» **The request**:
Reproduce the data exactly and drop any pictures it holds.

________________________

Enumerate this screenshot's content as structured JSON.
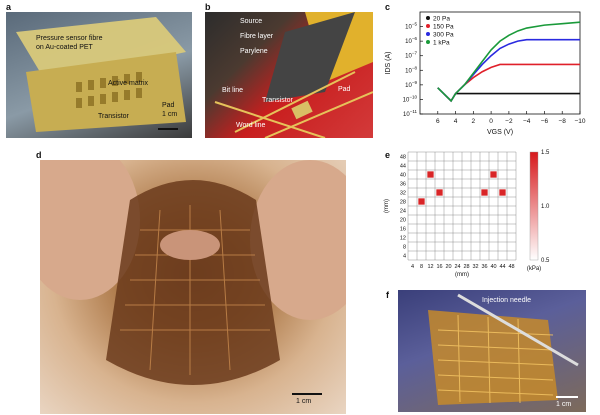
{
  "panels": {
    "a": {
      "label": "a",
      "annotations": {
        "fibre": "Pressure sensor fibre",
        "fibre2": "on Au-coated PET",
        "matrix": "Active matrix",
        "transistor": "Transistor",
        "pad": "Pad",
        "scale": "1 cm"
      }
    },
    "b": {
      "label": "b",
      "annotations": {
        "source": "Source",
        "fibre": "Fibre layer",
        "parylene": "Parylene",
        "pad": "Pad",
        "bitline": "Bit line",
        "transistor": "Transistor",
        "wordline": "Word line"
      }
    },
    "c": {
      "label": "c"
    },
    "d": {
      "label": "d",
      "scale": "1 cm"
    },
    "e": {
      "label": "e"
    },
    "f": {
      "label": "f",
      "needle": "Injection needle",
      "scale": "1 cm"
    }
  },
  "chart_data": [
    {
      "id": "c",
      "type": "line",
      "xlabel": "V_GS (V)",
      "ylabel": "I_DS (A)",
      "xlim": [
        8,
        -10
      ],
      "ylim_log10": [
        -11,
        -4
      ],
      "log_y": true,
      "x_ticks": [
        6,
        4,
        2,
        0,
        -2,
        -4,
        -6,
        -8,
        -10
      ],
      "y_ticks": [
        "10^-11",
        "10^-10",
        "10^-9",
        "10^-8",
        "10^-7",
        "10^-6",
        "10^-5"
      ],
      "legend": "top-left",
      "series": [
        {
          "name": "20 Pa",
          "color": "#111111",
          "x": [
            6,
            5,
            4.5,
            4,
            3,
            2,
            0,
            -2,
            -4,
            -6,
            -8,
            -10
          ],
          "log10y": [
            -9.2,
            -9.8,
            -10.1,
            -9.6,
            -9.6,
            -9.6,
            -9.6,
            -9.6,
            -9.6,
            -9.6,
            -9.6,
            -9.6
          ]
        },
        {
          "name": "150 Pa",
          "color": "#e0202a",
          "x": [
            6,
            5,
            4.5,
            4,
            3,
            2,
            1,
            0,
            -1,
            -2,
            -4,
            -6,
            -8,
            -10
          ],
          "log10y": [
            -9.2,
            -9.8,
            -10.1,
            -9.6,
            -9.0,
            -8.5,
            -8.1,
            -7.8,
            -7.6,
            -7.6,
            -7.6,
            -7.6,
            -7.6,
            -7.6
          ]
        },
        {
          "name": "300 Pa",
          "color": "#2a2ae0",
          "x": [
            6,
            5,
            4.5,
            4,
            3,
            2,
            1,
            0,
            -1,
            -2,
            -3,
            -4,
            -6,
            -8,
            -10
          ],
          "log10y": [
            -9.2,
            -9.8,
            -10.1,
            -9.6,
            -9.0,
            -8.3,
            -7.6,
            -7.0,
            -6.5,
            -6.2,
            -6.0,
            -5.9,
            -5.9,
            -5.9,
            -5.9
          ]
        },
        {
          "name": "1 kPa",
          "color": "#1a9a3a",
          "x": [
            6,
            5,
            4.5,
            4,
            3,
            2,
            1,
            0,
            -1,
            -2,
            -3,
            -4,
            -6,
            -8,
            -10
          ],
          "log10y": [
            -9.2,
            -9.8,
            -10.1,
            -9.6,
            -9.0,
            -8.2,
            -7.4,
            -6.6,
            -6.0,
            -5.6,
            -5.3,
            -5.1,
            -4.9,
            -4.8,
            -4.7
          ]
        }
      ]
    },
    {
      "id": "e",
      "type": "heatmap",
      "xlabel": "(mm)",
      "ylabel": "(mm)",
      "x_ticks": [
        4,
        8,
        12,
        16,
        20,
        24,
        28,
        32,
        36,
        40,
        44,
        48
      ],
      "y_ticks": [
        4,
        8,
        12,
        16,
        20,
        24,
        28,
        32,
        36,
        40,
        44,
        48
      ],
      "colorbar": {
        "min": 0.5,
        "max": 1.5,
        "ticks": [
          "1.5",
          "1.0",
          "0.5"
        ],
        "unit": "(kPa)",
        "low_color": "#ffffff",
        "high_color": "#d7191c"
      },
      "grid_size": 12,
      "pressed_cells": [
        {
          "x": 12,
          "y": 40,
          "value": 1.45
        },
        {
          "x": 40,
          "y": 40,
          "value": 1.45
        },
        {
          "x": 16,
          "y": 32,
          "value": 1.45
        },
        {
          "x": 36,
          "y": 32,
          "value": 1.45
        },
        {
          "x": 44,
          "y": 32,
          "value": 1.45
        },
        {
          "x": 8,
          "y": 28,
          "value": 1.45
        }
      ],
      "background_value": 0.5
    }
  ]
}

________________________

» **Problem solution**:
Enumerate this screenshot's content as structured JSON.
{
  "panels": {
    "a": {
      "label": "a",
      "annotations": {
        "fibre": "Pressure sensor fibre",
        "fibre2": "on Au-coated PET",
        "matrix": "Active matrix",
        "transistor": "Transistor",
        "pad": "Pad",
        "scale": "1 cm"
      }
    },
    "b": {
      "label": "b",
      "annotations": {
        "source": "Source",
        "fibre": "Fibre layer",
        "parylene": "Parylene",
        "pad": "Pad",
        "bitline": "Bit line",
        "transistor": "Transistor",
        "wordline": "Word line"
      }
    },
    "c": {
      "label": "c"
    },
    "d": {
      "label": "d",
      "scale": "1 cm"
    },
    "e": {
      "label": "e"
    },
    "f": {
      "label": "f",
      "needle": "Injection needle",
      "scale": "1 cm"
    }
  },
  "chart_data": [
    {
      "id": "c",
      "type": "line",
      "xlabel": "V_GS (V)",
      "ylabel": "I_DS (A)",
      "xlim": [
        8,
        -10
      ],
      "ylim_log10": [
        -11,
        -4
      ],
      "log_y": true,
      "x_ticks": [
        6,
        4,
        2,
        0,
        -2,
        -4,
        -6,
        -8,
        -10
      ],
      "y_ticks": [
        "10^-11",
        "10^-10",
        "10^-9",
        "10^-8",
        "10^-7",
        "10^-6",
        "10^-5"
      ],
      "legend": "top-left",
      "series": [
        {
          "name": "20 Pa",
          "color": "#111111",
          "x": [
            6,
            5,
            4.5,
            4,
            3,
            2,
            0,
            -2,
            -4,
            -6,
            -8,
            -10
          ],
          "log10y": [
            -9.2,
            -9.8,
            -10.1,
            -9.6,
            -9.6,
            -9.6,
            -9.6,
            -9.6,
            -9.6,
            -9.6,
            -9.6,
            -9.6
          ]
        },
        {
          "name": "150 Pa",
          "color": "#e0202a",
          "x": [
            6,
            5,
            4.5,
            4,
            3,
            2,
            1,
            0,
            -1,
            -2,
            -4,
            -6,
            -8,
            -10
          ],
          "log10y": [
            -9.2,
            -9.8,
            -10.1,
            -9.6,
            -9.0,
            -8.5,
            -8.1,
            -7.8,
            -7.6,
            -7.6,
            -7.6,
            -7.6,
            -7.6,
            -7.6
          ]
        },
        {
          "name": "300 Pa",
          "color": "#2a2ae0",
          "x": [
            6,
            5,
            4.5,
            4,
            3,
            2,
            1,
            0,
            -1,
            -2,
            -3,
            -4,
            -6,
            -8,
            -10
          ],
          "log10y": [
            -9.2,
            -9.8,
            -10.1,
            -9.6,
            -9.0,
            -8.3,
            -7.6,
            -7.0,
            -6.5,
            -6.2,
            -6.0,
            -5.9,
            -5.9,
            -5.9,
            -5.9
          ]
        },
        {
          "name": "1 kPa",
          "color": "#1a9a3a",
          "x": [
            6,
            5,
            4.5,
            4,
            3,
            2,
            1,
            0,
            -1,
            -2,
            -3,
            -4,
            -6,
            -8,
            -10
          ],
          "log10y": [
            -9.2,
            -9.8,
            -10.1,
            -9.6,
            -9.0,
            -8.2,
            -7.4,
            -6.6,
            -6.0,
            -5.6,
            -5.3,
            -5.1,
            -4.9,
            -4.8,
            -4.7
          ]
        }
      ]
    },
    {
      "id": "e",
      "type": "heatmap",
      "xlabel": "(mm)",
      "ylabel": "(mm)",
      "x_ticks": [
        4,
        8,
        12,
        16,
        20,
        24,
        28,
        32,
        36,
        40,
        44,
        48
      ],
      "y_ticks": [
        4,
        8,
        12,
        16,
        20,
        24,
        28,
        32,
        36,
        40,
        44,
        48
      ],
      "colorbar": {
        "min": 0.5,
        "max": 1.5,
        "ticks": [
          "1.5",
          "1.0",
          "0.5"
        ],
        "unit": "(kPa)",
        "low_color": "#ffffff",
        "high_color": "#d7191c"
      },
      "grid_size": 12,
      "pressed_cells": [
        {
          "x": 12,
          "y": 40,
          "value": 1.45
        },
        {
          "x": 40,
          "y": 40,
          "value": 1.45
        },
        {
          "x": 16,
          "y": 32,
          "value": 1.45
        },
        {
          "x": 36,
          "y": 32,
          "value": 1.45
        },
        {
          "x": 44,
          "y": 32,
          "value": 1.45
        },
        {
          "x": 8,
          "y": 28,
          "value": 1.45
        }
      ],
      "background_value": 0.5
    }
  ]
}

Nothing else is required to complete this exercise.